[Data extracted from a collection]
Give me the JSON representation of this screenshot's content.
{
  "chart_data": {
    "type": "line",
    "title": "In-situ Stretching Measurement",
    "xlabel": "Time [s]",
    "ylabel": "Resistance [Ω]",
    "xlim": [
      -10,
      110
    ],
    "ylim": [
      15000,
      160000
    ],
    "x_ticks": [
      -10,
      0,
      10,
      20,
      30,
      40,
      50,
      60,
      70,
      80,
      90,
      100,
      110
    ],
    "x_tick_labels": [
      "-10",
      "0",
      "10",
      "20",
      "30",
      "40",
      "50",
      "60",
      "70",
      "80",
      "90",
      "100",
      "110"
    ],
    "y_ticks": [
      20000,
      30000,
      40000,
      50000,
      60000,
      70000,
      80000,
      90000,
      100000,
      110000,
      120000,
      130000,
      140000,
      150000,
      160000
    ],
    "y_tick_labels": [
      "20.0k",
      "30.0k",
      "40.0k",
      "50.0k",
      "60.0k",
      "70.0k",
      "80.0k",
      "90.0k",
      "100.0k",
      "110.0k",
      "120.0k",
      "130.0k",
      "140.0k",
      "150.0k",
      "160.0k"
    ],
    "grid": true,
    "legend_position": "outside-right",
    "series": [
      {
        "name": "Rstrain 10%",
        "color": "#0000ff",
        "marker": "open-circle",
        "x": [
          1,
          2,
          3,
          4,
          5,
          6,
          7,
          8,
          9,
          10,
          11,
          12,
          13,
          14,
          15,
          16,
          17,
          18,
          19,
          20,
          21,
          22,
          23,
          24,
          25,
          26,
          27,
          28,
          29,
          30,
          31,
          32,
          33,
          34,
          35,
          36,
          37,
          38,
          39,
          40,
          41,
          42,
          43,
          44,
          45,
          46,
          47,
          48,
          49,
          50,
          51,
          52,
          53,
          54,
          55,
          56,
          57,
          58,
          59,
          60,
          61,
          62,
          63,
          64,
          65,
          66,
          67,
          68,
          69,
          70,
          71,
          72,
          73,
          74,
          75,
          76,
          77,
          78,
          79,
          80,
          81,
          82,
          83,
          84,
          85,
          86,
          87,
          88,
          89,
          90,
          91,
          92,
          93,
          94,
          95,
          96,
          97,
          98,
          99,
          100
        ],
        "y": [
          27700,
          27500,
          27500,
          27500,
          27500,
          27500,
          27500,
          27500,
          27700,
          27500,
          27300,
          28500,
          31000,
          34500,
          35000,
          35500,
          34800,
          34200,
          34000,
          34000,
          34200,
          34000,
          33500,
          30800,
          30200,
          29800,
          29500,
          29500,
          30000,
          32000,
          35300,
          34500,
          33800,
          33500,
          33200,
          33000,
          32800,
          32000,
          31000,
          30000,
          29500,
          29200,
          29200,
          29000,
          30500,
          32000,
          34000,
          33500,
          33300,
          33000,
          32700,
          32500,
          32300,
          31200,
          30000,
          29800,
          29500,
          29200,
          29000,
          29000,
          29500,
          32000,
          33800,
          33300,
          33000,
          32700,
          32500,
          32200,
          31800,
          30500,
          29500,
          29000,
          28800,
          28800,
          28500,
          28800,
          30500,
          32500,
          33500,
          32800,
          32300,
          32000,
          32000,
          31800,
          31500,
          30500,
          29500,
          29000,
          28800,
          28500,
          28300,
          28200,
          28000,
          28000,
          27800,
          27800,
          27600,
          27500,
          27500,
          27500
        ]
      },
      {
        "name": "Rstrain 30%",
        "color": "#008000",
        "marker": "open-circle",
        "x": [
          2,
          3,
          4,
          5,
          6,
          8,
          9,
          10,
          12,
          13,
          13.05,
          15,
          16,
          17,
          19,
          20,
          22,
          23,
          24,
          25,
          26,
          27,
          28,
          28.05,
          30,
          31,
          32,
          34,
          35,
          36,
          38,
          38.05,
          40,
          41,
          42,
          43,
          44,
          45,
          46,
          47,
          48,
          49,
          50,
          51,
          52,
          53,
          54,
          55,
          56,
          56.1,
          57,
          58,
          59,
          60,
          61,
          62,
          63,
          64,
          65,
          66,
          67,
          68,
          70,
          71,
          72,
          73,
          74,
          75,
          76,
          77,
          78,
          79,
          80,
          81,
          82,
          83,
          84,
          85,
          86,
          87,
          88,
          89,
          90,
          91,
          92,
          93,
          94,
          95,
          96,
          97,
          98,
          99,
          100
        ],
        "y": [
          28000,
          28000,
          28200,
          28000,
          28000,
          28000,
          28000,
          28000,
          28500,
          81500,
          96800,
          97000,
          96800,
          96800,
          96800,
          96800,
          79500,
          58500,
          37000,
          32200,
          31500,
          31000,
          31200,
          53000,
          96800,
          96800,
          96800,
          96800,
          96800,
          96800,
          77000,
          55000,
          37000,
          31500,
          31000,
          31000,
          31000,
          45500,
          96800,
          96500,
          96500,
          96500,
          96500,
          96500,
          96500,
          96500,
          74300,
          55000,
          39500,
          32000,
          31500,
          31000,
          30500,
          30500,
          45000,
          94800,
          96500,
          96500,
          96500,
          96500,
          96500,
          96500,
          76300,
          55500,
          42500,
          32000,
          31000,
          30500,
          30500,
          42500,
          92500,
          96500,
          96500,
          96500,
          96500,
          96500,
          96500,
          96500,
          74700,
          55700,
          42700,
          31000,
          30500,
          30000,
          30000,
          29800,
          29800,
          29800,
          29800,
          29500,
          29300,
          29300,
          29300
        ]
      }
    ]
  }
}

▶ _Written task_:
Output each record exactly, leaving nothing out.

▶ _Response to the task_:
Give me the JSON representation of this screenshot's content.
{
  "chart_data": {
    "type": "line",
    "title": "In-situ Stretching Measurement",
    "xlabel": "Time [s]",
    "ylabel": "Resistance [Ω]",
    "xlim": [
      -10,
      110
    ],
    "ylim": [
      15000,
      160000
    ],
    "x_ticks": [
      -10,
      0,
      10,
      20,
      30,
      40,
      50,
      60,
      70,
      80,
      90,
      100,
      110
    ],
    "x_tick_labels": [
      "-10",
      "0",
      "10",
      "20",
      "30",
      "40",
      "50",
      "60",
      "70",
      "80",
      "90",
      "100",
      "110"
    ],
    "y_ticks": [
      20000,
      30000,
      40000,
      50000,
      60000,
      70000,
      80000,
      90000,
      100000,
      110000,
      120000,
      130000,
      140000,
      150000,
      160000
    ],
    "y_tick_labels": [
      "20.0k",
      "30.0k",
      "40.0k",
      "50.0k",
      "60.0k",
      "70.0k",
      "80.0k",
      "90.0k",
      "100.0k",
      "110.0k",
      "120.0k",
      "130.0k",
      "140.0k",
      "150.0k",
      "160.0k"
    ],
    "grid": true,
    "legend_position": "outside-right",
    "series": [
      {
        "name": "Rstrain 10%",
        "color": "#0000ff",
        "marker": "open-circle",
        "x": [
          1,
          2,
          3,
          4,
          5,
          6,
          7,
          8,
          9,
          10,
          11,
          12,
          13,
          14,
          15,
          16,
          17,
          18,
          19,
          20,
          21,
          22,
          23,
          24,
          25,
          26,
          27,
          28,
          29,
          30,
          31,
          32,
          33,
          34,
          35,
          36,
          37,
          38,
          39,
          40,
          41,
          42,
          43,
          44,
          45,
          46,
          47,
          48,
          49,
          50,
          51,
          52,
          53,
          54,
          55,
          56,
          57,
          58,
          59,
          60,
          61,
          62,
          63,
          64,
          65,
          66,
          67,
          68,
          69,
          70,
          71,
          72,
          73,
          74,
          75,
          76,
          77,
          78,
          79,
          80,
          81,
          82,
          83,
          84,
          85,
          86,
          87,
          88,
          89,
          90,
          91,
          92,
          93,
          94,
          95,
          96,
          97,
          98,
          99,
          100
        ],
        "y": [
          27700,
          27500,
          27500,
          27500,
          27500,
          27500,
          27500,
          27500,
          27700,
          27500,
          27300,
          28500,
          31000,
          34500,
          35000,
          35500,
          34800,
          34200,
          34000,
          34000,
          34200,
          34000,
          33500,
          30800,
          30200,
          29800,
          29500,
          29500,
          30000,
          32000,
          35300,
          34500,
          33800,
          33500,
          33200,
          33000,
          32800,
          32000,
          31000,
          30000,
          29500,
          29200,
          29200,
          29000,
          30500,
          32000,
          34000,
          33500,
          33300,
          33000,
          32700,
          32500,
          32300,
          31200,
          30000,
          29800,
          29500,
          29200,
          29000,
          29000,
          29500,
          32000,
          33800,
          33300,
          33000,
          32700,
          32500,
          32200,
          31800,
          30500,
          29500,
          29000,
          28800,
          28800,
          28500,
          28800,
          30500,
          32500,
          33500,
          32800,
          32300,
          32000,
          32000,
          31800,
          31500,
          30500,
          29500,
          29000,
          28800,
          28500,
          28300,
          28200,
          28000,
          28000,
          27800,
          27800,
          27600,
          27500,
          27500,
          27500
        ]
      },
      {
        "name": "Rstrain 30%",
        "color": "#008000",
        "marker": "open-circle",
        "x": [
          2,
          3,
          4,
          5,
          6,
          8,
          9,
          10,
          12,
          13,
          13.05,
          15,
          16,
          17,
          19,
          20,
          22,
          23,
          24,
          25,
          26,
          27,
          28,
          28.05,
          30,
          31,
          32,
          34,
          35,
          36,
          38,
          38.05,
          40,
          41,
          42,
          43,
          44,
          45,
          46,
          47,
          48,
          49,
          50,
          51,
          52,
          53,
          54,
          55,
          56,
          56.1,
          57,
          58,
          59,
          60,
          61,
          62,
          63,
          64,
          65,
          66,
          67,
          68,
          70,
          71,
          72,
          73,
          74,
          75,
          76,
          77,
          78,
          79,
          80,
          81,
          82,
          83,
          84,
          85,
          86,
          87,
          88,
          89,
          90,
          91,
          92,
          93,
          94,
          95,
          96,
          97,
          98,
          99,
          100
        ],
        "y": [
          28000,
          28000,
          28200,
          28000,
          28000,
          28000,
          28000,
          28000,
          28500,
          81500,
          96800,
          97000,
          96800,
          96800,
          96800,
          96800,
          79500,
          58500,
          37000,
          32200,
          31500,
          31000,
          31200,
          53000,
          96800,
          96800,
          96800,
          96800,
          96800,
          96800,
          77000,
          55000,
          37000,
          31500,
          31000,
          31000,
          31000,
          45500,
          96800,
          96500,
          96500,
          96500,
          96500,
          96500,
          96500,
          96500,
          74300,
          55000,
          39500,
          32000,
          31500,
          31000,
          30500,
          30500,
          45000,
          94800,
          96500,
          96500,
          96500,
          96500,
          96500,
          96500,
          76300,
          55500,
          42500,
          32000,
          31000,
          30500,
          30500,
          42500,
          92500,
          96500,
          96500,
          96500,
          96500,
          96500,
          96500,
          96500,
          74700,
          55700,
          42700,
          31000,
          30500,
          30000,
          30000,
          29800,
          29800,
          29800,
          29800,
          29500,
          29300,
          29300,
          29300
        ]
      }
    ]
  }
}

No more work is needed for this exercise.